- **Your goal**:
From the listing below, extract every line containing "deployment".

- **Records to process**:
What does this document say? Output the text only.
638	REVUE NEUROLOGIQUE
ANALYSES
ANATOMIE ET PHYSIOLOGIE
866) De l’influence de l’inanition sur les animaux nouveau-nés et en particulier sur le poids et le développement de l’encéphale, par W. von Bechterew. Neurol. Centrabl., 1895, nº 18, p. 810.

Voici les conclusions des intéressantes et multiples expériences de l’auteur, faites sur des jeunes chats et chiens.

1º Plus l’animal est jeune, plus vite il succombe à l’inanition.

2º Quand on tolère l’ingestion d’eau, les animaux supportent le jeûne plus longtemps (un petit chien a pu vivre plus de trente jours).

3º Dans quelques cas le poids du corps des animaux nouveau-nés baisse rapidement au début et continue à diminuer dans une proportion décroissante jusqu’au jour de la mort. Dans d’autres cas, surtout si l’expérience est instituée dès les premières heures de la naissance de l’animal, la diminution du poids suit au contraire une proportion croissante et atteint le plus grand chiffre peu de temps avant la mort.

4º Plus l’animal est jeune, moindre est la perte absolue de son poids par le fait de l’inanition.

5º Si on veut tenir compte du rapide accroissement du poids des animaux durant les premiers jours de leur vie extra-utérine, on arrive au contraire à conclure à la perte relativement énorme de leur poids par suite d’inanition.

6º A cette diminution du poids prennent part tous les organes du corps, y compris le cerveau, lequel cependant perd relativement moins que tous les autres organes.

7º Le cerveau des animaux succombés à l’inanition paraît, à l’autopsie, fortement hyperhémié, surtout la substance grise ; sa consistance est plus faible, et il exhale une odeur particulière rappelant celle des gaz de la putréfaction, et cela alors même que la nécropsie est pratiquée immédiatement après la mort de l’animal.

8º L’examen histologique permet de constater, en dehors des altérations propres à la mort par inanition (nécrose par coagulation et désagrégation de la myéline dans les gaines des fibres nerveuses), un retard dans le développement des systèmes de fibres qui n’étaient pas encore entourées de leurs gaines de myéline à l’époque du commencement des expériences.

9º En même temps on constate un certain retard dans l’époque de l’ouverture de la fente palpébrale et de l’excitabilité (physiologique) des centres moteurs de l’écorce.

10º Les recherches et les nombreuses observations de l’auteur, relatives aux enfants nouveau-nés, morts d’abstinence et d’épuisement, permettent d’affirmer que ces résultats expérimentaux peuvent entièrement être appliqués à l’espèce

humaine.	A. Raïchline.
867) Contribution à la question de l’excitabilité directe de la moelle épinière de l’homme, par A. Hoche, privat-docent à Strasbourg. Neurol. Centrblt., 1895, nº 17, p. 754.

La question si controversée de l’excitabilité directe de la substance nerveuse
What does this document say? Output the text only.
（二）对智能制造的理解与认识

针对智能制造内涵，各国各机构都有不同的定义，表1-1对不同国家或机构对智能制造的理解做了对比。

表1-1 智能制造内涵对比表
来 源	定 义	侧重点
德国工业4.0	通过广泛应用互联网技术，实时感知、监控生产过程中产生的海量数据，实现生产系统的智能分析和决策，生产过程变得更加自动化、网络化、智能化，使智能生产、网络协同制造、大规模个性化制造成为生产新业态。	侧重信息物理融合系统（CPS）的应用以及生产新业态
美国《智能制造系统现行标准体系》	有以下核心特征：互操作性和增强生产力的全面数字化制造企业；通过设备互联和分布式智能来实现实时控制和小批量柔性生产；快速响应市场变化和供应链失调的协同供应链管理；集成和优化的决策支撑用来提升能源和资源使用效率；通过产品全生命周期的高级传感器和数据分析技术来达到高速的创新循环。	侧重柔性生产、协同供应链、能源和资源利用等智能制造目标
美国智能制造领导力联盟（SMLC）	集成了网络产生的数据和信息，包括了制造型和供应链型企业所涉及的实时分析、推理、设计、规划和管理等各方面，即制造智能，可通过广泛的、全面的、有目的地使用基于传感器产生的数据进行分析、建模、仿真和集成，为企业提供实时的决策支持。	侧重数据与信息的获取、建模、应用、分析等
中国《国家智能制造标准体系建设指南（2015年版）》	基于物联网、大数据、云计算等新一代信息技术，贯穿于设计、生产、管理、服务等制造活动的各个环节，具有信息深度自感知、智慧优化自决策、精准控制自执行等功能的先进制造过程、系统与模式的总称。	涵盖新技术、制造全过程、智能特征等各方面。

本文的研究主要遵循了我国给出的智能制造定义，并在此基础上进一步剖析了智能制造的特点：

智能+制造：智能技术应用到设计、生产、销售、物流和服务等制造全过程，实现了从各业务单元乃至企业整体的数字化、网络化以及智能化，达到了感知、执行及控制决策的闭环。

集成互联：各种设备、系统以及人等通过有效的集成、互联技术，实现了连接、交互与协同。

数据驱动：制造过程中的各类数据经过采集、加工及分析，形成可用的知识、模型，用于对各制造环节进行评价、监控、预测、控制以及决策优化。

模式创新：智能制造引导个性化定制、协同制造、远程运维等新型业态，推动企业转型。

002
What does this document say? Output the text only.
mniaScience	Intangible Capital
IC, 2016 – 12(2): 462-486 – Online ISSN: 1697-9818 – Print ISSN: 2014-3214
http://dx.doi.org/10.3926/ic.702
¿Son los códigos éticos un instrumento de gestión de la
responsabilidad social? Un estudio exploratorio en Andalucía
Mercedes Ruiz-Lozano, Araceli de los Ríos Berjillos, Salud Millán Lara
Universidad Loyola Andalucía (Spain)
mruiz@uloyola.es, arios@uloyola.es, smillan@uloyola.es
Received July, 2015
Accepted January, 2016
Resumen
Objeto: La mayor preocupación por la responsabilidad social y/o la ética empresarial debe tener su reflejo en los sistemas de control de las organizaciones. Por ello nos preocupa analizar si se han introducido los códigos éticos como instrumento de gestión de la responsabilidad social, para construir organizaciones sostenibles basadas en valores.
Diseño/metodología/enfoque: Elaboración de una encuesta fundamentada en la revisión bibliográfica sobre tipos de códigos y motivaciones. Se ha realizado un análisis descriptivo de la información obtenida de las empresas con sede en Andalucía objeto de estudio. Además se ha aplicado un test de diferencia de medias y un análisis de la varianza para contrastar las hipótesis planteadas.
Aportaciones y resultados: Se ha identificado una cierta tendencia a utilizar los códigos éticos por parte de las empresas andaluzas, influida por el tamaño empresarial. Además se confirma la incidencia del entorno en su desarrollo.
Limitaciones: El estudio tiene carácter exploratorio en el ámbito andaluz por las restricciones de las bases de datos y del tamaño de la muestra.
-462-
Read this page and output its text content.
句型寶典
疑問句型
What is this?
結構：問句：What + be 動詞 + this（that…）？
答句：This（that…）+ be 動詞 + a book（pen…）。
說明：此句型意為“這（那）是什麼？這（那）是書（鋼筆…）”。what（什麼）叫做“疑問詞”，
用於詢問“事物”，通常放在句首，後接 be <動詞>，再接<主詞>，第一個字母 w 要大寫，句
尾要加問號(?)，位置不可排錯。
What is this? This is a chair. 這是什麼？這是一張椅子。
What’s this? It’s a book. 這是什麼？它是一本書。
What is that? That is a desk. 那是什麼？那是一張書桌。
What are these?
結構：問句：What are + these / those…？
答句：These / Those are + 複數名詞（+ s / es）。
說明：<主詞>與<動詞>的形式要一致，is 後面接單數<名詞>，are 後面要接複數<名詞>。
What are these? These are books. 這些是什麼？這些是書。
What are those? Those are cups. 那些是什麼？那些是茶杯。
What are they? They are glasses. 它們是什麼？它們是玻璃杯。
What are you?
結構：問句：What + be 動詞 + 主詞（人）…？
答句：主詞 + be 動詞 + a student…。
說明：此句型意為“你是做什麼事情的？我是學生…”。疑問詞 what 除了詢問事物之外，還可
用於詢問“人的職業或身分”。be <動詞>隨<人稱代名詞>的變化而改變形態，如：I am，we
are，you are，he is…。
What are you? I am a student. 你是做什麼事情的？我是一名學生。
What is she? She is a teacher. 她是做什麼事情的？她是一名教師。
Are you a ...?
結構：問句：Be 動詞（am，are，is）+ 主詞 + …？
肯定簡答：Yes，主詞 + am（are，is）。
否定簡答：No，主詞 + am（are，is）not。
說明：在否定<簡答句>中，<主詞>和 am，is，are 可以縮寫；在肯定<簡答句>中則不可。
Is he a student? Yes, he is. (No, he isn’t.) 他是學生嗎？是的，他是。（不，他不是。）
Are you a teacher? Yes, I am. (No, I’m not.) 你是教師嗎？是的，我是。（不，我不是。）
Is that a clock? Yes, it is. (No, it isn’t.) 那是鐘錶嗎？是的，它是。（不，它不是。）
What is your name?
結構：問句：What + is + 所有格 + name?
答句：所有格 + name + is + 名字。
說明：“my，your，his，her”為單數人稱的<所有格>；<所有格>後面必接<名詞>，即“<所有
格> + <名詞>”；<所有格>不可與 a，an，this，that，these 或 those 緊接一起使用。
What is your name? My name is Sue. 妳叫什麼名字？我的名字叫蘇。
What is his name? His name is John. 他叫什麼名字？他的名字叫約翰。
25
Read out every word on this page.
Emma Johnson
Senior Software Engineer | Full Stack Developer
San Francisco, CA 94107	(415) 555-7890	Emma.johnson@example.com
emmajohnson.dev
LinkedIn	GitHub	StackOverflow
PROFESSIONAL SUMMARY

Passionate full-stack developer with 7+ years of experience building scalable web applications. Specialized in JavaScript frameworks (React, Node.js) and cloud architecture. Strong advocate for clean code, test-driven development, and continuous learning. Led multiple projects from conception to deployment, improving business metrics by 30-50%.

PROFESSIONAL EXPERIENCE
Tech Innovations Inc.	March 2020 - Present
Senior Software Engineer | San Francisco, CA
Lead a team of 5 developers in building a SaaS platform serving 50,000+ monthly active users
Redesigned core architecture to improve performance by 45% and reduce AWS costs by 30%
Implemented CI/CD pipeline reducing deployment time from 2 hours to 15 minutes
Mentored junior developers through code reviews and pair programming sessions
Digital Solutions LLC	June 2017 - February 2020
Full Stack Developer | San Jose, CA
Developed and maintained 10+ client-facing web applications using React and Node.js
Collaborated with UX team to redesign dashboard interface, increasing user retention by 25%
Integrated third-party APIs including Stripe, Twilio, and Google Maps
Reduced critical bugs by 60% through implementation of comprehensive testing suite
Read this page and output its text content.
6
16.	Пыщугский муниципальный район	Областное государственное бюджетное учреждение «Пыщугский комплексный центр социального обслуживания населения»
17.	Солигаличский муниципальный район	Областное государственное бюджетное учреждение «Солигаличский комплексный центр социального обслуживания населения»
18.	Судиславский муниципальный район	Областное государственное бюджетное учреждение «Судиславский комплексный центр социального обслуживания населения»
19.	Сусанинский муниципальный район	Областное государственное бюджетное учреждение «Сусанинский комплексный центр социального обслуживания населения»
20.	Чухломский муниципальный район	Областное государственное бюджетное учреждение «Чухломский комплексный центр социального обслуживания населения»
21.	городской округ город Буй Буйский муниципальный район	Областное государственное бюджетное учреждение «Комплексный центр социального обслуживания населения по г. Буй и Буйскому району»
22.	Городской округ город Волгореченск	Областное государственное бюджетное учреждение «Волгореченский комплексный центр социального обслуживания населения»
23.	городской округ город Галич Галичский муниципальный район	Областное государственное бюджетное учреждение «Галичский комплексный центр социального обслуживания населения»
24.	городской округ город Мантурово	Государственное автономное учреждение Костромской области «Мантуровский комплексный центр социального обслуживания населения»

- **Result below**:
Passionate full-stack developer with 7+ years of experience building scalable web applications. Specialized in JavaScript frameworks (React, Node.js) and cloud architecture. Strong advocate for clean code, test-driven development, and continuous learning. Led multiple projects from conception to deployment, improving business metrics by 30-50%.
Implemented CI/CD pipeline reducing deployment time from 2 hours to 15 minutes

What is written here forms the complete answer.